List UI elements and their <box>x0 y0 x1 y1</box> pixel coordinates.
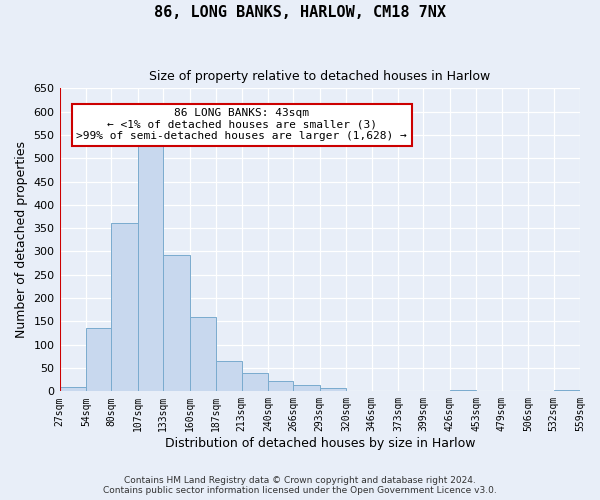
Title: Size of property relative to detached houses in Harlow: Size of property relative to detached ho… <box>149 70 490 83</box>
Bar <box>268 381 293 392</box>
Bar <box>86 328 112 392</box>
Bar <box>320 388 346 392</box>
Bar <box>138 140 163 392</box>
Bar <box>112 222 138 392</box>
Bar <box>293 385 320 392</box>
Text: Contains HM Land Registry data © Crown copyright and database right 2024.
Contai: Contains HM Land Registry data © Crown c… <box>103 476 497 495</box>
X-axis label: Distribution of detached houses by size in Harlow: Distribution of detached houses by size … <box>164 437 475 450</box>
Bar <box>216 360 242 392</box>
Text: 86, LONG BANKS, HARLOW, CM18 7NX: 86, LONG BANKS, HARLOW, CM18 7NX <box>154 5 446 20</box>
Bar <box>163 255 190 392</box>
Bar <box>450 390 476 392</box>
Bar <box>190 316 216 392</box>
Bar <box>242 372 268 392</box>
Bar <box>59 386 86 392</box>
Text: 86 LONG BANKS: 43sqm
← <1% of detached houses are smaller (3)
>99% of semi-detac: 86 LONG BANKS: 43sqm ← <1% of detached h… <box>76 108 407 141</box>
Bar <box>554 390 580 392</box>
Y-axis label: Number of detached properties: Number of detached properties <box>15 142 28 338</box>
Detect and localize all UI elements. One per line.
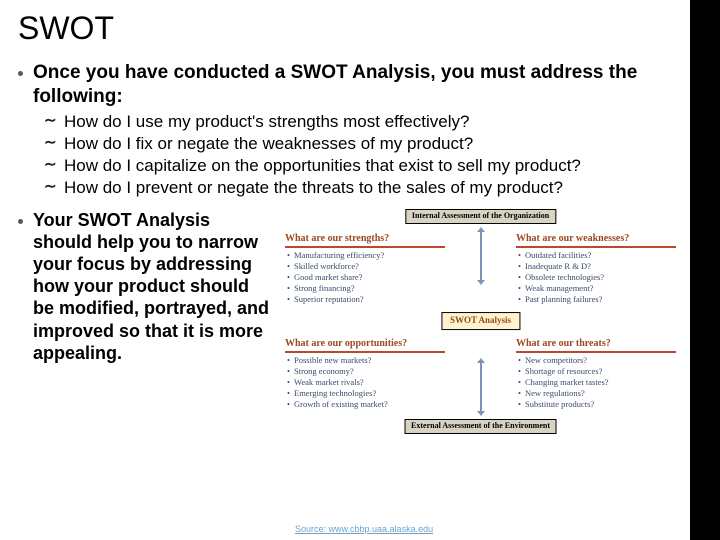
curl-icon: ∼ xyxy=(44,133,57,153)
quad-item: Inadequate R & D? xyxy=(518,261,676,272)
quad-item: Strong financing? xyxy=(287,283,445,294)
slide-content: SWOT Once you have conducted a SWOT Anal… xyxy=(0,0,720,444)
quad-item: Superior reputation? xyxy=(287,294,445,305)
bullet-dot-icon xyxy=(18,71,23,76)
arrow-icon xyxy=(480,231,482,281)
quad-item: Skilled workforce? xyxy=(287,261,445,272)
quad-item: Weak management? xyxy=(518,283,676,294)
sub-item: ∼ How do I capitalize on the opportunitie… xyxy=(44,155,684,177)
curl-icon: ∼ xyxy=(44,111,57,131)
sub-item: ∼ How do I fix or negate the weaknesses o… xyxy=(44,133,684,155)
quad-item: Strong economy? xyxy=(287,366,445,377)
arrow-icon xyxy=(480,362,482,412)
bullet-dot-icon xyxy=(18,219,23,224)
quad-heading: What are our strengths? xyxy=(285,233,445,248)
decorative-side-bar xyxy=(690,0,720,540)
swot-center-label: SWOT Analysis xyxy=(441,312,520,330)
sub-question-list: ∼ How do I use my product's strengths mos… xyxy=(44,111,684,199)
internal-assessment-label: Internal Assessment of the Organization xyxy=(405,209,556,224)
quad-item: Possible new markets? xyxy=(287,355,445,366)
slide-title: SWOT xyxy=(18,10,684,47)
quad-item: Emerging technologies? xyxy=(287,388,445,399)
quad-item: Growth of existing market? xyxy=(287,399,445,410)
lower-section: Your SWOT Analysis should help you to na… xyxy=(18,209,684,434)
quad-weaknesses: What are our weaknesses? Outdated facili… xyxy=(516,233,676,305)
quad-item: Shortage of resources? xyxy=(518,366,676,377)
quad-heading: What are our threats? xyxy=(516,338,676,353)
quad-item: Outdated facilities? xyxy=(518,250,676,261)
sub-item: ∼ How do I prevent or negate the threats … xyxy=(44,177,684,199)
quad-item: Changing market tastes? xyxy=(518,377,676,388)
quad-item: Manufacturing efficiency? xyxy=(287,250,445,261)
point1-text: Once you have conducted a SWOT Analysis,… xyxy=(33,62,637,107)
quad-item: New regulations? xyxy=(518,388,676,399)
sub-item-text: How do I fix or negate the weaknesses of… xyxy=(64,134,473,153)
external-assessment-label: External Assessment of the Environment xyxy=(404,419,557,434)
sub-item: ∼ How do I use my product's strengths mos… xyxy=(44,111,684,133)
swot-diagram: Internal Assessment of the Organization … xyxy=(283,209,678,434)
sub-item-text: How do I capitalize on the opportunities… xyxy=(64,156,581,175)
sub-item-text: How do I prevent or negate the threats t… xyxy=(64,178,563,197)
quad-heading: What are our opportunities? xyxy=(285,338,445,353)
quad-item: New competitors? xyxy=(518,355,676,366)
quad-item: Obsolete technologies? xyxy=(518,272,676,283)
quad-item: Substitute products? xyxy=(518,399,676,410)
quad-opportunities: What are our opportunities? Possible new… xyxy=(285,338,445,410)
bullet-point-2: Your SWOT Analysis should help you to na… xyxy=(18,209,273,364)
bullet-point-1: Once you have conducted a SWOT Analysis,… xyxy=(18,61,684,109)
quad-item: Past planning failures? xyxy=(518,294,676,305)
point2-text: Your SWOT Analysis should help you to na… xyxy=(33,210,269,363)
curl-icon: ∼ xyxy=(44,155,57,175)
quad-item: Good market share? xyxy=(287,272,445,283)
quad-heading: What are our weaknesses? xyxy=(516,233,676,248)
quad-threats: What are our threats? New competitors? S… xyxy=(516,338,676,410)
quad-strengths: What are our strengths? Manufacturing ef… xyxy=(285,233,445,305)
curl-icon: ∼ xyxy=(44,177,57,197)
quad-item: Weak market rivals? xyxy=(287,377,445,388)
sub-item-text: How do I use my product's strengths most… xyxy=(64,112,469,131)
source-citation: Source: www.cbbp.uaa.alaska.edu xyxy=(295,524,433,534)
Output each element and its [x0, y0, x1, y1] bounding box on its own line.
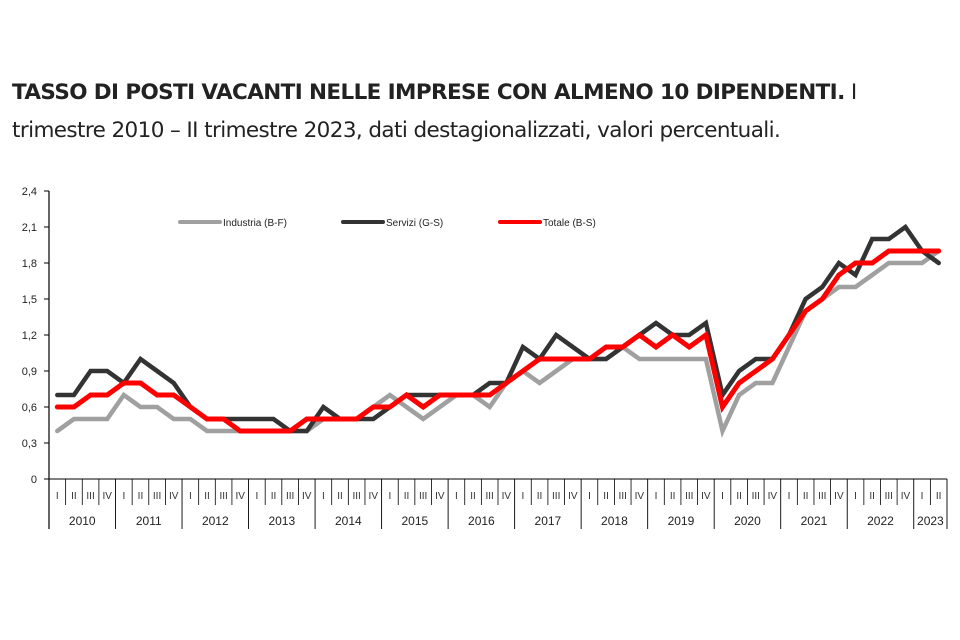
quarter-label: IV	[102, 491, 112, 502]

→ **EXERCISE**
Reproduce the listing above verbatim, line by line, and omit the pictures from your reproduction.

→ **RESPONSE TO THIS TASK**
List UI elements and their <box>x0 y0 x1 y1</box> pixel coordinates.
Title: Size of property relative to detached houses in Harlow: Size of property relative to detached ho… <box>149 70 490 83</box>
Bar <box>268 381 293 392</box>
Bar <box>86 328 112 392</box>
Bar <box>320 388 346 392</box>
Bar <box>138 140 163 392</box>
Bar <box>112 222 138 392</box>
Bar <box>293 385 320 392</box>
Text: Contains HM Land Registry data © Crown copyright and database right 2024.
Contai: Contains HM Land Registry data © Crown c… <box>103 476 497 495</box>
X-axis label: Distribution of detached houses by size in Harlow: Distribution of detached houses by size … <box>164 437 475 450</box>
Bar <box>216 360 242 392</box>
Text: 86, LONG BANKS, HARLOW, CM18 7NX: 86, LONG BANKS, HARLOW, CM18 7NX <box>154 5 446 20</box>
Bar <box>163 255 190 392</box>
Bar <box>450 390 476 392</box>
Bar <box>190 316 216 392</box>
Bar <box>242 372 268 392</box>
Bar <box>59 386 86 392</box>
Text: 86 LONG BANKS: 43sqm
← <1% of detached houses are smaller (3)
>99% of semi-detac: 86 LONG BANKS: 43sqm ← <1% of detached h… <box>76 108 407 141</box>
Bar <box>554 390 580 392</box>
Y-axis label: Number of detached properties: Number of detached properties <box>15 142 28 338</box>
Detect and localize all UI elements. One per line.
curl-icon: ∼ xyxy=(44,133,57,153)
quad-item: Inadequate R & D? xyxy=(518,261,676,272)
quad-item: Strong financing? xyxy=(287,283,445,294)
slide-content: SWOT Once you have conducted a SWOT Anal… xyxy=(0,0,720,444)
quad-item: Superior reputation? xyxy=(287,294,445,305)
bullet-dot-icon xyxy=(18,71,23,76)
arrow-icon xyxy=(480,231,482,281)
quad-item: Skilled workforce? xyxy=(287,261,445,272)
quad-item: Weak management? xyxy=(518,283,676,294)
sub-item: ∼ How do I capitalize on the opportunitie… xyxy=(44,155,684,177)
curl-icon: ∼ xyxy=(44,111,57,131)
sub-item: ∼ How do I fix or negate the weaknesses o… xyxy=(44,133,684,155)
quad-item: Strong economy? xyxy=(287,366,445,377)
arrow-icon xyxy=(480,362,482,412)
bullet-dot-icon xyxy=(18,219,23,224)
quad-heading: What are our strengths? xyxy=(285,233,445,248)
decorative-side-bar xyxy=(690,0,720,540)
swot-center-label: SWOT Analysis xyxy=(441,312,520,330)
sub-question-list: ∼ How do I use my product's strengths mos… xyxy=(44,111,684,199)
internal-assessment-label: Internal Assessment of the Organization xyxy=(405,209,556,224)
quad-item: Possible new markets? xyxy=(287,355,445,366)
slide-title: SWOT xyxy=(18,10,684,47)
quad-item: Emerging technologies? xyxy=(287,388,445,399)
quad-item: Growth of existing market? xyxy=(287,399,445,410)
lower-section: Your SWOT Analysis should help you to na… xyxy=(18,209,684,434)
quad-weaknesses: What are our weaknesses? Outdated facili… xyxy=(516,233,676,305)
quad-item: Shortage of resources? xyxy=(518,366,676,377)
quad-heading: What are our threats? xyxy=(516,338,676,353)
quad-item: Outdated facilities? xyxy=(518,250,676,261)
sub-item: ∼ How do I prevent or negate the threats … xyxy=(44,177,684,199)
quad-item: Changing market tastes? xyxy=(518,377,676,388)
quad-item: Manufacturing efficiency? xyxy=(287,250,445,261)
point1-text: Once you have conducted a SWOT Analysis,… xyxy=(33,62,637,107)
quad-item: New regulations? xyxy=(518,388,676,399)
sub-item-text: How do I fix or negate the weaknesses of… xyxy=(64,134,473,153)
external-assessment-label: External Assessment of the Environment xyxy=(404,419,557,434)
sub-item: ∼ How do I use my product's strengths mos… xyxy=(44,111,684,133)
swot-diagram: Internal Assessment of the Organization … xyxy=(283,209,678,434)
sub-item-text: How do I capitalize on the opportunities… xyxy=(64,156,581,175)
sub-item-text: How do I prevent or negate the threats t… xyxy=(64,178,563,197)
quad-heading: What are our opportunities? xyxy=(285,338,445,353)
quad-item: New competitors? xyxy=(518,355,676,366)
quad-item: Obsolete technologies? xyxy=(518,272,676,283)
quad-item: Substitute products? xyxy=(518,399,676,410)
quad-opportunities: What are our opportunities? Possible new… xyxy=(285,338,445,410)
bullet-point-2: Your SWOT Analysis should help you to na… xyxy=(18,209,273,364)
bullet-point-1: Once you have conducted a SWOT Analysis,… xyxy=(18,61,684,109)
quad-item: Past planning failures? xyxy=(518,294,676,305)
point2-text: Your SWOT Analysis should help you to na… xyxy=(33,210,269,363)
curl-icon: ∼ xyxy=(44,155,57,175)
quad-item: Good market share? xyxy=(287,272,445,283)
quad-heading: What are our weaknesses? xyxy=(516,233,676,248)
quad-threats: What are our threats? New competitors? S… xyxy=(516,338,676,410)
quad-strengths: What are our strengths? Manufacturing ef… xyxy=(285,233,445,305)
curl-icon: ∼ xyxy=(44,177,57,197)
quad-item: Weak market rivals? xyxy=(287,377,445,388)
sub-item-text: How do I use my product's strengths most… xyxy=(64,112,469,131)
source-citation: Source: www.cbbp.uaa.alaska.edu xyxy=(295,524,433,534)
Output each element and its [x0, y0, x1, y1] bounding box on its own line.
quarter-label: IV	[102, 491, 112, 502]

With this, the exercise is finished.